**REQUIREMENT:**
Identify the lines that contain the word "znižuje", then copy them.

== INFORMATION PROVIDED ==

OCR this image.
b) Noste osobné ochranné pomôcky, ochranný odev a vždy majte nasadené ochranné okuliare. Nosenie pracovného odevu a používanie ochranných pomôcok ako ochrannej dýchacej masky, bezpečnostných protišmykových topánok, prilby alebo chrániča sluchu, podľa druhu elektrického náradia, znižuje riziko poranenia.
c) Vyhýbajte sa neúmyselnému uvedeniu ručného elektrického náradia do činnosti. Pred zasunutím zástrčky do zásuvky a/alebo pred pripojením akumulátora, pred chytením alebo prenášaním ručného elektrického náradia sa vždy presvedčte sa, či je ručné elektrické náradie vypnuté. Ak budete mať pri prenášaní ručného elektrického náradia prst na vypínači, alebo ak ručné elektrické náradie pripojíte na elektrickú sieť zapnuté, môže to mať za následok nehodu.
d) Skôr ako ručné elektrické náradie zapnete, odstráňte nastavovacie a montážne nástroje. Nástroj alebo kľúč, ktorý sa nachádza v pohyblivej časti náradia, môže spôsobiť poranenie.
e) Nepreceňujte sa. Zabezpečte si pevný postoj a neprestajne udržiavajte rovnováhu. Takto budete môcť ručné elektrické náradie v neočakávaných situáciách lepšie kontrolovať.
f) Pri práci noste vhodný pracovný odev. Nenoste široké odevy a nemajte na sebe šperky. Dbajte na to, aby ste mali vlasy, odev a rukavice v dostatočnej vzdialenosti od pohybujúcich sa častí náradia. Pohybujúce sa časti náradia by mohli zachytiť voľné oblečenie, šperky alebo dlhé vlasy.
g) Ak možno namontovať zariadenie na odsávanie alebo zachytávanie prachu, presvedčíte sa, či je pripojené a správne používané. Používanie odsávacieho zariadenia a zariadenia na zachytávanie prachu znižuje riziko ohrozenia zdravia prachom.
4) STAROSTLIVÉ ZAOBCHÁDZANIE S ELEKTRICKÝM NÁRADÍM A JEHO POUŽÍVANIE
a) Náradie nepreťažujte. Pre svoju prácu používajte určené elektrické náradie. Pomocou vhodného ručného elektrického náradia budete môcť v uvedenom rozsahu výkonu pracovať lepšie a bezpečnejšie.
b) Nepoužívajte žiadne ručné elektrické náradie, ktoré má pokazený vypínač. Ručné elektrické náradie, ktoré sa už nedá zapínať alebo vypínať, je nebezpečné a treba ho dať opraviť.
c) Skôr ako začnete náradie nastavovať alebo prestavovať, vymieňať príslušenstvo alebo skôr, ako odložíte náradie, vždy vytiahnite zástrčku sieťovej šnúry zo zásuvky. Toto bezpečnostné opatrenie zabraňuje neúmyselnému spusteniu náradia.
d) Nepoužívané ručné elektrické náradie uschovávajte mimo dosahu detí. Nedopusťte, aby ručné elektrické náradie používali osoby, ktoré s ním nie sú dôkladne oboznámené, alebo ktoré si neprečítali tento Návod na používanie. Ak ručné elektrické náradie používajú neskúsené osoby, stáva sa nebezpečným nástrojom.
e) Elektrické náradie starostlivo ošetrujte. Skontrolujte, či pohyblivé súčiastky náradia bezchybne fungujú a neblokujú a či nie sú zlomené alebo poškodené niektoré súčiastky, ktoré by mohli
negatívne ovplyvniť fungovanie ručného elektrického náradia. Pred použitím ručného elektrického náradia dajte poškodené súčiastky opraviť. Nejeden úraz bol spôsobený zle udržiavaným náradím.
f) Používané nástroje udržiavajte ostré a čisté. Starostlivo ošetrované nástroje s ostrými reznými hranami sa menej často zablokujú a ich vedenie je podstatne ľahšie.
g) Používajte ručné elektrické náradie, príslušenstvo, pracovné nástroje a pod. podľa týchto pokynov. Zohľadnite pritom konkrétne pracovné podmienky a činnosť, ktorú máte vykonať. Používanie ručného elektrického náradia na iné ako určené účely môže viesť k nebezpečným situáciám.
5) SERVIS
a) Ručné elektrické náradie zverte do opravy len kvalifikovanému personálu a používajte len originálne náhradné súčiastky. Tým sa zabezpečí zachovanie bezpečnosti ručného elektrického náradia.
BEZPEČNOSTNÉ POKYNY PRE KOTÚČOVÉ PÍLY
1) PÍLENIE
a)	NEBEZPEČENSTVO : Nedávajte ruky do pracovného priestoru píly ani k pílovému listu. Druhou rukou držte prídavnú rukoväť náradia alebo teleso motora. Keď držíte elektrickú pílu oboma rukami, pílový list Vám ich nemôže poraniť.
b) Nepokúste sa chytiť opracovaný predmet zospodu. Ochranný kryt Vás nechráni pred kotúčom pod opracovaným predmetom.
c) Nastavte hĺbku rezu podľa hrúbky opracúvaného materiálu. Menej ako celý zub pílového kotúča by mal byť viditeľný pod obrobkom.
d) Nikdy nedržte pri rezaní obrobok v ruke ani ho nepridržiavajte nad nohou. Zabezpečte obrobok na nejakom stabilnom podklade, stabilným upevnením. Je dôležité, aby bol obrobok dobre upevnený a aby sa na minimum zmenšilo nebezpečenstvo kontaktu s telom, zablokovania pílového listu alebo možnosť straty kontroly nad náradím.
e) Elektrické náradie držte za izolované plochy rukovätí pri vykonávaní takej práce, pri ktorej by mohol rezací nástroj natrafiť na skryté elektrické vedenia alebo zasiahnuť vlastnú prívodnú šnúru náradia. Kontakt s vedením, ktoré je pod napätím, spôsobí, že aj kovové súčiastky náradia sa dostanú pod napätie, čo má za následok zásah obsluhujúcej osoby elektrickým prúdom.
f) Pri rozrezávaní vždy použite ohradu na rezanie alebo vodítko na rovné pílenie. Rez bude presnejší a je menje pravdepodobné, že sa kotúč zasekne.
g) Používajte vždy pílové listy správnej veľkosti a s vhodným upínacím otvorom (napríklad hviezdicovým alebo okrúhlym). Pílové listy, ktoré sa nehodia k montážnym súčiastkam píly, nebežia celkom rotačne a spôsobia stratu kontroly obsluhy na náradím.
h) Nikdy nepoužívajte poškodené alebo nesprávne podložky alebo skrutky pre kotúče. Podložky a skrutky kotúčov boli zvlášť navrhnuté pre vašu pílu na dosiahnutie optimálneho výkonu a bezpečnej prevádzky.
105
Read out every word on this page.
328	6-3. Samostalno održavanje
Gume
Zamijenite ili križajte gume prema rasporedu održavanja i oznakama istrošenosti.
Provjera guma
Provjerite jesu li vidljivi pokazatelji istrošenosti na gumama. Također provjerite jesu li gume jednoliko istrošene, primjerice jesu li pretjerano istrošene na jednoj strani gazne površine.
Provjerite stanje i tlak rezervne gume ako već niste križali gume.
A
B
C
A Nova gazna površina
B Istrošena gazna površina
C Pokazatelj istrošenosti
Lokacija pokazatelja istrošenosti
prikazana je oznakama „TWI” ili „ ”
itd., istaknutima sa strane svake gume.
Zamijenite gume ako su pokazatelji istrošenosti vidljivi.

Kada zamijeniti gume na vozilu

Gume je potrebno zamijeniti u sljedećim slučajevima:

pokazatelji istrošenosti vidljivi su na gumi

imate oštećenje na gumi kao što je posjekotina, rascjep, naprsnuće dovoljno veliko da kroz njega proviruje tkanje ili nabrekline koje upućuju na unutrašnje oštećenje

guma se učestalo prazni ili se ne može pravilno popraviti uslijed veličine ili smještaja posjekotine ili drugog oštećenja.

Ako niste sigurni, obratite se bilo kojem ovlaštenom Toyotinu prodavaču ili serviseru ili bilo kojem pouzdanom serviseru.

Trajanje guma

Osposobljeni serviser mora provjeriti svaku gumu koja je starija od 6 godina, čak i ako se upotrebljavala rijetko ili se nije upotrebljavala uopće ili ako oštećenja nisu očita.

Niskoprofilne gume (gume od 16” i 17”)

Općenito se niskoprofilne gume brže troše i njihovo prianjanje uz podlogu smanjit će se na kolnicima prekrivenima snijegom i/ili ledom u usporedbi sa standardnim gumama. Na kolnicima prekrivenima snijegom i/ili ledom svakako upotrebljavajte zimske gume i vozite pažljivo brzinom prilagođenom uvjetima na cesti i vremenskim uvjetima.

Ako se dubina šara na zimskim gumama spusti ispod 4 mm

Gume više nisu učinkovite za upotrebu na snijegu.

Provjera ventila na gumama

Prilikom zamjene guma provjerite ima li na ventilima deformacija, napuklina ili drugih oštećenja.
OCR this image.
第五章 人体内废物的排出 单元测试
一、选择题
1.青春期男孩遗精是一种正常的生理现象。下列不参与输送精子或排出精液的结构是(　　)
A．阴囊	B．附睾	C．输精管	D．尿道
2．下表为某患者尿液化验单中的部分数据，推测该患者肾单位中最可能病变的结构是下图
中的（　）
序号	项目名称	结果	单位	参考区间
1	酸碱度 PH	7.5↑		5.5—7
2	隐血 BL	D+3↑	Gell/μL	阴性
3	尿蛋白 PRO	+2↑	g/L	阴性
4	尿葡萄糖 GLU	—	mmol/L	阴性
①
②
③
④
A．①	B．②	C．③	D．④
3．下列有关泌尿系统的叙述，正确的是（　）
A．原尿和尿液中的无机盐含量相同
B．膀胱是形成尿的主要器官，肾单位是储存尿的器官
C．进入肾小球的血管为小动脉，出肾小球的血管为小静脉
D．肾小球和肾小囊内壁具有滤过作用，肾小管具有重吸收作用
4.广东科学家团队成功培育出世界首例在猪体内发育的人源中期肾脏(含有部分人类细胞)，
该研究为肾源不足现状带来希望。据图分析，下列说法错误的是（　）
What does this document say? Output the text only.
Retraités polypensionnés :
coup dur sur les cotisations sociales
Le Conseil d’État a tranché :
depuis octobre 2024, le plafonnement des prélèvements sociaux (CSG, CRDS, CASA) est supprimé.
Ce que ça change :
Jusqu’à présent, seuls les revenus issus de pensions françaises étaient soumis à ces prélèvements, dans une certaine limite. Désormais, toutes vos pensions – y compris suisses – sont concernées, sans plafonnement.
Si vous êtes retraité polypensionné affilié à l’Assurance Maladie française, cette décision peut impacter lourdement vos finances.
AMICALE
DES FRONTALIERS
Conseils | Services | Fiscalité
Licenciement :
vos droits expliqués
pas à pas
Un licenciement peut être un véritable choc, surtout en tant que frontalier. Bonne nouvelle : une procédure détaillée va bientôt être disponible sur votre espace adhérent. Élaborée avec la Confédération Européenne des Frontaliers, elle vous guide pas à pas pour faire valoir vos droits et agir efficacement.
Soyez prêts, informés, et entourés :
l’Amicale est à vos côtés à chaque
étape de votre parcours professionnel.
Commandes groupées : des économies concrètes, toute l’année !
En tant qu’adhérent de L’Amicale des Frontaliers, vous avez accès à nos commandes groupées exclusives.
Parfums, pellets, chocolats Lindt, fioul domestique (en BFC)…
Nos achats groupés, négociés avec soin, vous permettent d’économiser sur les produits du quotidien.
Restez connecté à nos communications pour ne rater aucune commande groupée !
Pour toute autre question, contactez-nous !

===

**EXPECTED ANSWER:**
b) Noste osobné ochranné pomôcky, ochranný odev a vždy majte nasadené ochranné okuliare. Nosenie pracovného odevu a používanie ochranných pomôcok ako ochrannej dýchacej masky, bezpečnostných protišmykových topánok, prilby alebo chrániča sluchu, podľa druhu elektrického náradia, znižuje riziko poranenia.
g) Ak možno namontovať zariadenie na odsávanie alebo zachytávanie prachu, presvedčíte sa, či je pripojené a správne používané. Používanie odsávacieho zariadenia a zariadenia na zachytávanie prachu znižuje riziko ohrozenia zdravia prachom.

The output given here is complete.